>> BEGIN

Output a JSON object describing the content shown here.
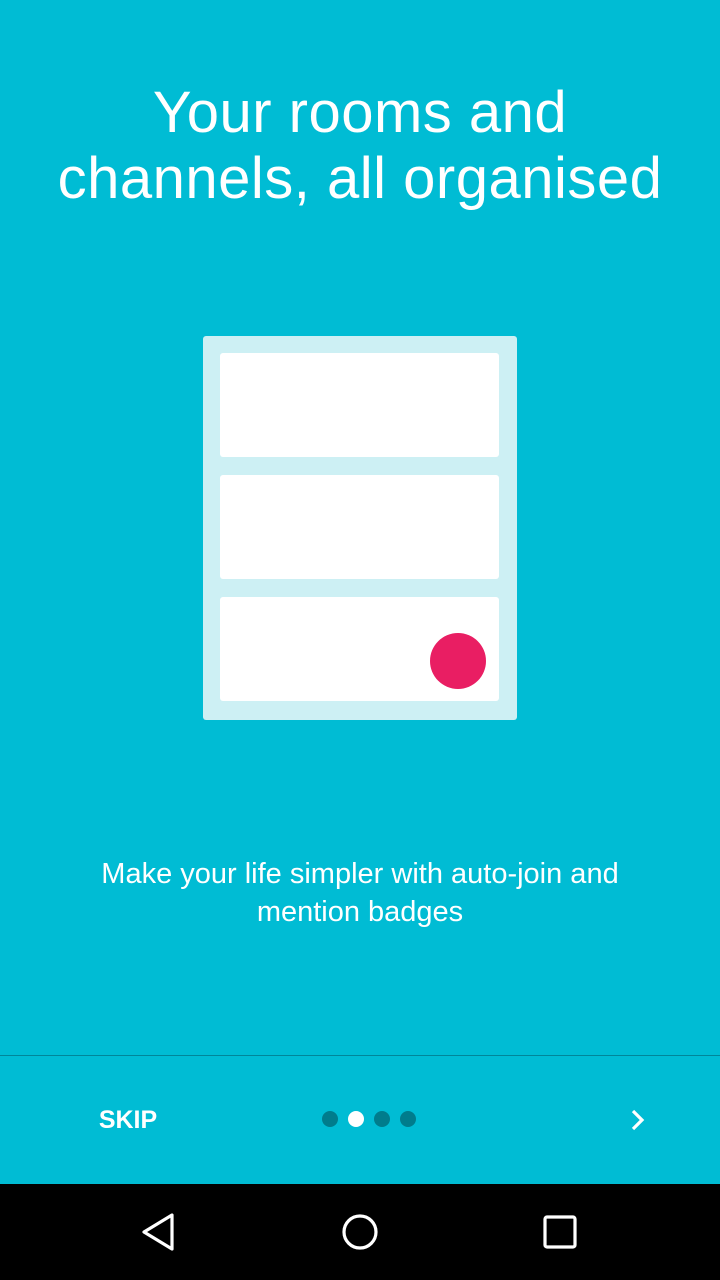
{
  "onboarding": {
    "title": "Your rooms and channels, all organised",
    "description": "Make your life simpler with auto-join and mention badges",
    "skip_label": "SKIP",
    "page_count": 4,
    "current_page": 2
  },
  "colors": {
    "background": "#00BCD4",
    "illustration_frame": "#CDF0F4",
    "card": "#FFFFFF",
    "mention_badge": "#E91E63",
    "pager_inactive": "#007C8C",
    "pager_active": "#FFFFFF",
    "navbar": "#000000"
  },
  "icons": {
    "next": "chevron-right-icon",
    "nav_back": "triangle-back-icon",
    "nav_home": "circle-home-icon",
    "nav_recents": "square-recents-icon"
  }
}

>> END

# Set problem
Your copy should match the entries exactly, minus the pictures.

# Task solution
Output a JSON object describing the content shown here.
{
  "onboarding": {
    "title": "Your rooms and channels, all organised",
    "description": "Make your life simpler with auto-join and mention badges",
    "skip_label": "SKIP",
    "page_count": 4,
    "current_page": 2
  },
  "colors": {
    "background": "#00BCD4",
    "illustration_frame": "#CDF0F4",
    "card": "#FFFFFF",
    "mention_badge": "#E91E63",
    "pager_inactive": "#007C8C",
    "pager_active": "#FFFFFF",
    "navbar": "#000000"
  },
  "icons": {
    "next": "chevron-right-icon",
    "nav_back": "triangle-back-icon",
    "nav_home": "circle-home-icon",
    "nav_recents": "square-recents-icon"
  }
}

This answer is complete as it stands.